PROBLEM STATEMENT: Exactly reproduce each line of the listing that follows.

RECORDS TO PROCESS:

· · · · ·

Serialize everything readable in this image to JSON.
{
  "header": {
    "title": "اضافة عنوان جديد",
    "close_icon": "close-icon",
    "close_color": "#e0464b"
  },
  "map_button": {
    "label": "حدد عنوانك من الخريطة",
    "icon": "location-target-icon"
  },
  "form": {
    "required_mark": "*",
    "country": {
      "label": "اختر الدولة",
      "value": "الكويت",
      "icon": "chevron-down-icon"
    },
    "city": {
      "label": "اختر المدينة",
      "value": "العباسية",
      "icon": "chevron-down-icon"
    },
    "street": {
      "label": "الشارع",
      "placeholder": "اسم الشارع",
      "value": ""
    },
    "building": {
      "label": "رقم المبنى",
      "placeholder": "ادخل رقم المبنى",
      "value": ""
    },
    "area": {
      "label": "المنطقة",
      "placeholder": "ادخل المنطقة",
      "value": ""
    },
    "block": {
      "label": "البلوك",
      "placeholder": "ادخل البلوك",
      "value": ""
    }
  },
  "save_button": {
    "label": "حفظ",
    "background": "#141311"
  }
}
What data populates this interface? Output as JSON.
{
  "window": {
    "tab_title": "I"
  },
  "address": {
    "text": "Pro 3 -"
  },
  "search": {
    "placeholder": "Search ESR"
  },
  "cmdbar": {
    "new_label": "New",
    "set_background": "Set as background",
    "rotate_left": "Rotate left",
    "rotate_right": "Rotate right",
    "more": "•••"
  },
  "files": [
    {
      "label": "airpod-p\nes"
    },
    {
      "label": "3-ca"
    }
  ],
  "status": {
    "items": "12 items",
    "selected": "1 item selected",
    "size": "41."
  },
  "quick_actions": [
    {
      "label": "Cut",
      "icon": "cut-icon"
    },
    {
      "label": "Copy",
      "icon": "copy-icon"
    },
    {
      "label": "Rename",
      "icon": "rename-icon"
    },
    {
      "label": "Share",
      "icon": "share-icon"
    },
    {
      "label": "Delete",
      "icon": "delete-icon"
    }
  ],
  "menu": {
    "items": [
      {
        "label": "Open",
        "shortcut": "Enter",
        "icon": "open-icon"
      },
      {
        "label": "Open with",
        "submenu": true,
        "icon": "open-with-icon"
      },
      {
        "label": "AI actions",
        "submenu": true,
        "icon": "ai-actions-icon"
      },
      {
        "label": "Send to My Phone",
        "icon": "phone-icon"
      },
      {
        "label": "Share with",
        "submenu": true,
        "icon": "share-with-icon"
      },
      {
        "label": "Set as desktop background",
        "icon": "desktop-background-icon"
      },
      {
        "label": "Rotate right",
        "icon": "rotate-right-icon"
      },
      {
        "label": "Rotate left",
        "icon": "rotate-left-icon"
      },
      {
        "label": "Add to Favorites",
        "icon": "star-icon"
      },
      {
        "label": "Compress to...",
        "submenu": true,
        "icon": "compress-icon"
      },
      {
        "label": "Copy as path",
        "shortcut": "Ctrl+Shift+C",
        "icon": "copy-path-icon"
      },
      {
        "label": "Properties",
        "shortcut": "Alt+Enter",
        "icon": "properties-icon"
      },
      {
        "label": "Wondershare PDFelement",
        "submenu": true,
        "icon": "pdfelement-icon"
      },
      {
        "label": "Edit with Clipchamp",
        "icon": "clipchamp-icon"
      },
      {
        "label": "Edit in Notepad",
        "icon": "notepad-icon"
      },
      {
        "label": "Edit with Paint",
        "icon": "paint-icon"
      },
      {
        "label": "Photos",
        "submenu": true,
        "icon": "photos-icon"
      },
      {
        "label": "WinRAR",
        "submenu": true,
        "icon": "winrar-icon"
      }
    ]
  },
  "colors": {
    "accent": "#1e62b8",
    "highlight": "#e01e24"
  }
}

· · · · ·

TASK ANSWER:
Serialize everything readable in this image to JSON.
{
  "header": {
    "title": "اضافة عنوان جديد",
    "close_icon": "close-icon",
    "close_color": "#e0464b"
  },
  "map_button": {
    "label": "حدد عنوانك من الخريطة",
    "icon": "location-target-icon"
  },
  "form": {
    "required_mark": "*",
    "country": {
      "label": "اختر الدولة",
      "value": "الكويت",
      "icon": "chevron-down-icon"
    },
    "city": {
      "label": "اختر المدينة",
      "value": "العباسية",
      "icon": "chevron-down-icon"
    },
    "street": {
      "label": "الشارع",
      "placeholder": "اسم الشارع",
      "value": ""
    },
    "building": {
      "label": "رقم المبنى",
      "placeholder": "ادخل رقم المبنى",
      "value": ""
    },
    "area": {
      "label": "المنطقة",
      "placeholder": "ادخل المنطقة",
      "value": ""
    },
    "block": {
      "label": "البلوك",
      "placeholder": "ادخل البلوك",
      "value": ""
    }
  },
  "save_button": {
    "label": "حفظ",
    "background": "#141311"
  }
}
What data populates this interface? Output as JSON.
{
  "window": {
    "tab_title": "I"
  },
  "address": {
    "text": "Pro 3 -"
  },
  "search": {
    "placeholder": "Search ESR"
  },
  "cmdbar": {
    "new_label": "New",
    "set_background": "Set as background",
    "rotate_left": "Rotate left",
    "rotate_right": "Rotate right",
    "more": "•••"
  },
  "files": [
    {
      "label": "airpod-p\nes"
    },
    {
      "label": "3-ca"
    }
  ],
  "status": {
    "items": "12 items",
    "selected": "1 item selected",
    "size": "41."
  },
  "quick_actions": [
    {
      "label": "Cut",
      "icon": "cut-icon"
    },
    {
      "label": "Copy",
      "icon": "copy-icon"
    },
    {
      "label": "Rename",
      "icon": "rename-icon"
    },
    {
      "label": "Share",
      "icon": "share-icon"
    },
    {
      "label": "Delete",
      "icon": "delete-icon"
    }
  ],
  "menu": {
    "items": [
      {
        "label": "Open",
        "shortcut": "Enter",
        "icon": "open-icon"
      },
      {
        "label": "Open with",
        "submenu": true,
        "icon": "open-with-icon"
      },
      {
        "label": "AI actions",
        "submenu": true,
        "icon": "ai-actions-icon"
      },
      {
        "label": "Send to My Phone",
        "icon": "phone-icon"
      },
      {
        "label": "Share with",
        "submenu": true,
        "icon": "share-with-icon"
      },
      {
        "label": "Set as desktop background",
        "icon": "desktop-background-icon"
      },
      {
        "label": "Rotate right",
        "icon": "rotate-right-icon"
      },
      {
        "label": "Rotate left",
        "icon": "rotate-left-icon"
      },
      {
        "label": "Add to Favorites",
        "icon": "star-icon"
      },
      {
        "label": "Compress to...",
        "submenu": true,
        "icon": "compress-icon"
      },
      {
        "label": "Copy as path",
        "shortcut": "Ctrl+Shift+C",
        "icon": "copy-path-icon"
      },
      {
        "label": "Properties",
        "shortcut": "Alt+Enter",
        "icon": "properties-icon"
      },
      {
        "label": "Wondershare PDFelement",
        "submenu": true,
        "icon": "pdfelement-icon"
      },
      {
        "label": "Edit with Clipchamp",
        "icon": "clipchamp-icon"
      },
      {
        "label": "Edit in Notepad",
        "icon": "notepad-icon"
      },
      {
        "label": "Edit with Paint",
        "icon": "paint-icon"
      },
      {
        "label": "Photos",
        "submenu": true,
        "icon": "photos-icon"
      },
      {
        "label": "WinRAR",
        "submenu": true,
        "icon": "winrar-icon"
      }
    ]
  },
  "colors": {
    "accent": "#1e62b8",
    "highlight": "#e01e24"
  }
}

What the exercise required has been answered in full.